Rewrite each line of the items below as a JSON list of strings, one string per line, with blank lines dropped and the pictures left out.

* _Data shown_:
## BEGIN

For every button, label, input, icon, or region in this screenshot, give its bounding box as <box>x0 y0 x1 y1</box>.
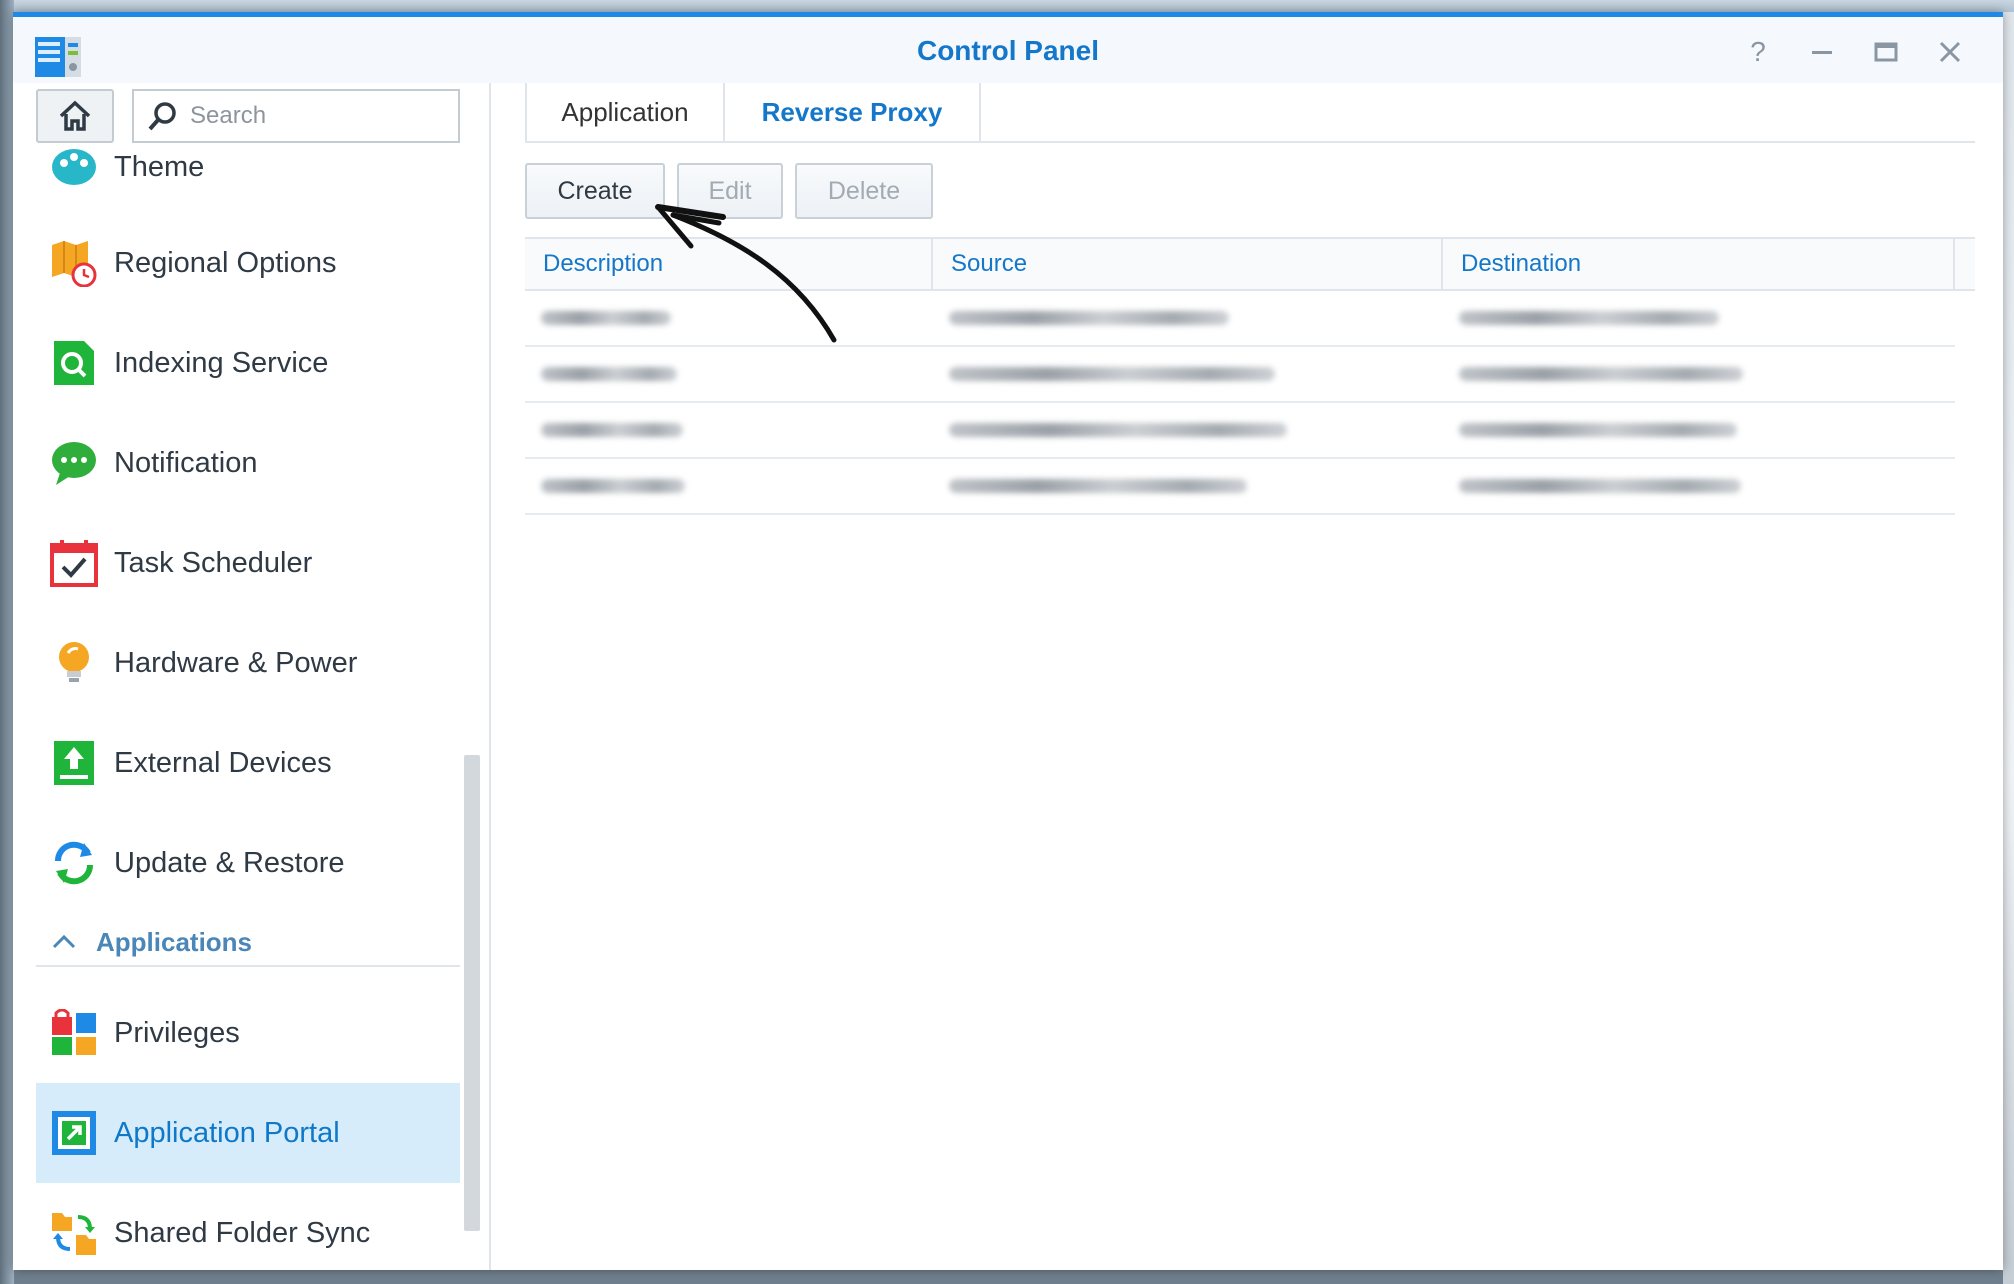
sidebar-item-notification[interactable]: Notification <box>36 413 460 513</box>
sidebar-section-label: Applications <box>96 926 253 957</box>
reverse-proxy-table: Description Source Destination <box>525 237 1975 515</box>
background-window-edge <box>2003 12 2014 1284</box>
blurred-text <box>1459 367 1743 381</box>
table-row[interactable] <box>525 459 1955 515</box>
maximize-button[interactable] <box>1866 35 1906 69</box>
sidebar-item-label: External Devices <box>114 746 332 779</box>
minimize-icon <box>1812 51 1832 54</box>
blurred-text <box>541 367 677 381</box>
task-scheduler-icon <box>50 540 98 587</box>
sidebar-item-update-restore[interactable]: Update & Restore <box>36 813 460 913</box>
tab-reverse-proxy[interactable]: Reverse Proxy <box>723 83 981 141</box>
create-button[interactable]: Create <box>525 163 665 219</box>
title-bar: Control Panel ? <box>13 17 2003 83</box>
sidebar-item-application-portal[interactable]: Application Portal <box>36 1083 460 1183</box>
blurred-text <box>541 423 683 437</box>
regional-options-icon <box>52 241 97 287</box>
delete-button[interactable]: Delete <box>795 163 933 219</box>
chevron-up-icon <box>52 934 76 949</box>
application-portal-icon <box>52 1111 96 1155</box>
cell-destination <box>1443 459 1955 513</box>
cell-description <box>525 291 933 345</box>
column-header-destination[interactable]: Destination <box>1443 239 1955 289</box>
close-button[interactable] <box>1930 35 1970 69</box>
minimize-button[interactable] <box>1802 35 1842 69</box>
window-title: Control Panel <box>916 35 1099 66</box>
update-restore-icon <box>54 841 94 885</box>
tab-label: Reverse Proxy <box>761 96 943 127</box>
cell-destination <box>1443 347 1955 401</box>
sidebar-item-shared-folder-sync[interactable]: Shared Folder Sync <box>36 1183 460 1270</box>
sidebar-item-label: Indexing Service <box>114 346 329 379</box>
sidebar-item-label: Update & Restore <box>114 846 345 879</box>
cell-destination <box>1443 403 1955 457</box>
sidebar-item-regional-options[interactable]: Regional Options <box>36 213 460 313</box>
sidebar-scrollbar-thumb[interactable] <box>464 755 480 1231</box>
external-devices-icon <box>54 741 94 785</box>
blurred-text <box>949 367 1275 381</box>
table-header: Description Source Destination <box>525 237 1975 291</box>
tab-label: Application <box>561 96 689 127</box>
shared-folder-sync-icon <box>52 1213 96 1255</box>
blurred-text <box>541 479 685 493</box>
column-header-source[interactable]: Source <box>933 239 1443 289</box>
search-icon <box>148 102 176 131</box>
maximize-icon <box>1874 42 1898 62</box>
sidebar-item-label: Application Portal <box>114 1116 340 1149</box>
blurred-text <box>541 311 671 325</box>
blurred-text <box>949 311 1229 325</box>
sidebar-item-label: Privileges <box>114 1016 240 1049</box>
sidebar-item-label: Shared Folder Sync <box>114 1216 371 1249</box>
cell-source <box>933 403 1443 457</box>
sidebar-item-label: Theme <box>114 150 205 183</box>
home-button[interactable] <box>36 89 114 143</box>
theme-icon <box>52 149 96 185</box>
sidebar-item-hardware-power[interactable]: Hardware & Power <box>36 613 460 713</box>
tab-application[interactable]: Application <box>525 83 723 141</box>
sidebar-item-label: Task Scheduler <box>114 546 313 579</box>
blurred-text <box>949 423 1287 437</box>
sidebar-item-privileges[interactable]: Privileges <box>36 983 460 1083</box>
sidebar: Theme Regional Options Indexing Service <box>13 83 491 1270</box>
table-row[interactable] <box>525 291 1955 347</box>
control-panel-window: Control Panel ? Theme Regional Options I… <box>13 12 2003 1270</box>
search-input[interactable] <box>190 102 450 130</box>
sidebar-item-external-devices[interactable]: External Devices <box>36 713 460 813</box>
privileges-icon <box>52 1009 96 1055</box>
sidebar-item-label: Notification <box>114 446 258 479</box>
sidebar-item-label: Regional Options <box>114 246 337 279</box>
blurred-text <box>1459 423 1737 437</box>
edit-button[interactable]: Edit <box>677 163 783 219</box>
indexing-service-icon <box>54 341 94 385</box>
tab-bar: Application Reverse Proxy <box>525 83 1975 143</box>
notification-icon <box>52 442 96 485</box>
cell-destination <box>1443 291 1955 345</box>
blurred-text <box>949 479 1247 493</box>
home-icon <box>59 100 91 131</box>
blurred-text <box>1459 311 1719 325</box>
close-icon <box>1939 41 1961 63</box>
cell-description <box>525 459 933 513</box>
cell-description <box>525 403 933 457</box>
cell-description <box>525 347 933 401</box>
help-button[interactable]: ? <box>1738 35 1778 69</box>
cell-source <box>933 459 1443 513</box>
main-panel: Application Reverse Proxy Create Edit De… <box>493 83 2003 1270</box>
sidebar-item-indexing-service[interactable]: Indexing Service <box>36 313 460 413</box>
hardware-power-icon <box>59 642 89 682</box>
cell-source <box>933 347 1443 401</box>
table-row[interactable] <box>525 403 1955 459</box>
sidebar-item-task-scheduler[interactable]: Task Scheduler <box>36 513 460 613</box>
sidebar-section-applications[interactable]: Applications <box>36 919 460 967</box>
cell-source <box>933 291 1443 345</box>
help-icon: ? <box>1750 36 1766 67</box>
toolbar: Create Edit Delete <box>525 163 945 219</box>
column-header-description[interactable]: Description <box>525 239 933 289</box>
blurred-text <box>1459 479 1741 493</box>
table-row[interactable] <box>525 347 1955 403</box>
sidebar-item-label: Hardware & Power <box>114 646 358 679</box>
search-field[interactable] <box>132 89 460 143</box>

## END

* _Response to the task_:
[
  "For every button, label, input, icon, or region in this screenshot, give its bounding box as <box>x0 y0 x1 y1</box>.",
  "sidebar-item-notification[interactable]: Notification <box>36 413 460 513</box>",
  "sidebar-section-label: Applications <box>96 926 253 957</box>",
  "reverse-proxy-table: Description Source Destination <box>525 237 1975 515</box>",
  "background-window-edge <box>2003 12 2014 1284</box>",
  "blurred-text <box>1459 367 1743 381</box>",
  "table-row[interactable] <box>525 459 1955 515</box>",
  "maximize-button[interactable] <box>1866 35 1906 69</box>",
  "sidebar-item-label: External Devices <box>114 746 332 779</box>",
  "minimize-icon <box>1812 51 1832 54</box>",
  "blurred-text <box>541 367 677 381</box>",
  "task-scheduler-icon <box>50 540 98 587</box>",
  "sidebar-item-update-restore[interactable]: Update & Restore <box>36 813 460 913</box>",
  "tab-reverse-proxy[interactable]: Reverse Proxy <box>723 83 981 141</box>",
  "create-button[interactable]: Create <box>525 163 665 219</box>",
  "title-bar: Control Panel ? <box>13 17 2003 83</box>",
  "sidebar-item-application-portal[interactable]: Application Portal <box>36 1083 460 1183</box>",
  "blurred-text <box>541 423 683 437</box>",
  "regional-options-icon <box>52 241 97 287</box>",
  "delete-button[interactable]: Delete <box>795 163 933 219</box>",
  "chevron-up-icon <box>52 934 76 949</box>",
  "application-portal-icon <box>52 1111 96 1155</box>",
  "cell-destination <box>1443 459 1955 513</box>",
  "cell-description <box>525 291 933 345</box>",
  "column-header-destination[interactable]: Destination <box>1443 239 1955 289</box>",
  "close-button[interactable] <box>1930 35 1970 69</box>",
  "minimize-button[interactable] <box>1802 35 1842 69</box>",
  "window-title: Control Panel <box>916 35 1099 66</box>",
  "update-restore-icon <box>54 841 94 885</box>",
  "tab-label: Reverse Proxy <box>761 96 943 127</box>",
  "cell-destination <box>1443 347 1955 401</box>",
  "sidebar-item-shared-folder-sync[interactable]: Shared Folder Sync <box>36 1183 460 1270</box>",
  "sidebar-item-label: Indexing Service <box>114 346 329 379</box>",
  "sidebar-item-label: Update & Restore <box>114 846 345 879</box>",
  "cell-destination <box>1443 403 1955 457</box>",
  "sidebar-item-regional-options[interactable]: Regional Options <box>36 213 460 313</box>",
  "sidebar-scrollbar-thumb[interactable] <box>464 755 480 1231</box>",
  "external-devices-icon <box>54 741 94 785</box>",
  "blurred-text <box>949 367 1275 381</box>",
  "table-header: Description Source Destination <box>525 237 1975 291</box>",
  "tab-label: Application <box>561 96 689 127</box>",
  "shared-folder-sync-icon <box>52 1213 96 1255</box>",
  "blurred-text <box>541 479 685 493</box>",
  "column-header-source[interactable]: Source <box>933 239 1443 289</box>",
  "search-icon <box>148 102 176 131</box>",
  "maximize-icon <box>1874 42 1898 62</box>",
  "sidebar-item-label: Application Portal <box>114 1116 340 1149</box>",
  "blurred-text <box>541 311 671 325</box>",
  "blurred-text <box>949 311 1229 325</box>",
  "sidebar-item-label: Privileges <box>114 1016 240 1049</box>",
  "sidebar-item-label: Shared Folder Sync <box>114 1216 371 1249</box>",
  "cell-source <box>933 403 1443 457</box>",
  "sidebar-item-label: Theme <box>114 150 205 183</box>",
  "home-button[interactable] <box>36 89 114 143</box>",
  "theme-icon <box>52 149 96 185</box>",
  "sidebar-item-hardware-power[interactable]: Hardware & Power <box>36 613 460 713</box>",
  "tab-application[interactable]: Application <box>525 83 723 141</box>",
  "sidebar-item-label: Task Scheduler <box>114 546 313 579</box>",
  "blurred-text <box>949 423 1287 437</box>",
  "sidebar-item-privileges[interactable]: Privileges <box>36 983 460 1083</box>",
  "sidebar: Theme Regional Options Indexing Service <box>13 83 491 1270</box>",
  "table-row[interactable] <box>525 291 1955 347</box>",
  "control-panel-window: Control Panel ? Theme Regional Options I… <box>13 12 2003 1270</box>",
  "search-input[interactable] <box>190 102 450 130</box>",
  "sidebar-item-external-devices[interactable]: External Devices <box>36 713 460 813</box>",
  "privileges-icon <box>52 1009 96 1055</box>",
  "sidebar-item-label: Notification <box>114 446 258 479</box>",
  "sidebar-item-label: Regional Options <box>114 246 337 279</box>",
  "blurred-text <box>1459 423 1737 437</box>",
  "edit-button[interactable]: Edit <box>677 163 783 219</box>",
  "indexing-service-icon <box>54 341 94 385</box>",
  "tab-bar: Application Reverse Proxy <box>525 83 1975 143</box>",
  "notification-icon <box>52 442 96 485</box>",
  "cell-destination <box>1443 291 1955 345</box>",
  "blurred-text <box>949 479 1247 493</box>",
  "home-icon <box>59 100 91 131</box>",
  "blurred-text <box>1459 311 1719 325</box>",
  "close-icon <box>1939 41 1961 63</box>",
  "cell-description <box>525 459 933 513</box>",
  "cell-description <box>525 403 933 457</box>",
  "cell-description <box>525 347 933 401</box>",
  "help-button[interactable]: ? <box>1738 35 1778 69</box>",
  "cell-source <box>933 459 1443 513</box>",
  "main-panel: Application Reverse Proxy Create Edit De… <box>493 83 2003 1270</box>",
  "sidebar-item-indexing-service[interactable]: Indexing Service <box>36 313 460 413</box>",
  "hardware-power-icon <box>59 642 89 682</box>",
  "cell-source <box>933 347 1443 401</box>",
  "table-row[interactable] <box>525 403 1955 459</box>",
  "sidebar-item-task-scheduler[interactable]: Task Scheduler <box>36 513 460 613</box>",
  "sidebar-section-applications[interactable]: Applications <box>36 919 460 967</box>",
  "cell-source <box>933 291 1443 345</box>",
  "help-icon: ? <box>1750 36 1766 67</box>",
  "toolbar: Create Edit Delete <box>525 163 945 219</box>",
  "column-header-description[interactable]: Description <box>525 239 933 289</box>",
  "blurred-text <box>1459 479 1741 493</box>",
  "table-row[interactable] <box>525 347 1955 403</box>",
  "sidebar-item-label: Hardware & Power <box>114 646 358 679</box>",
  "search-field[interactable] <box>132 89 460 143</box>"
]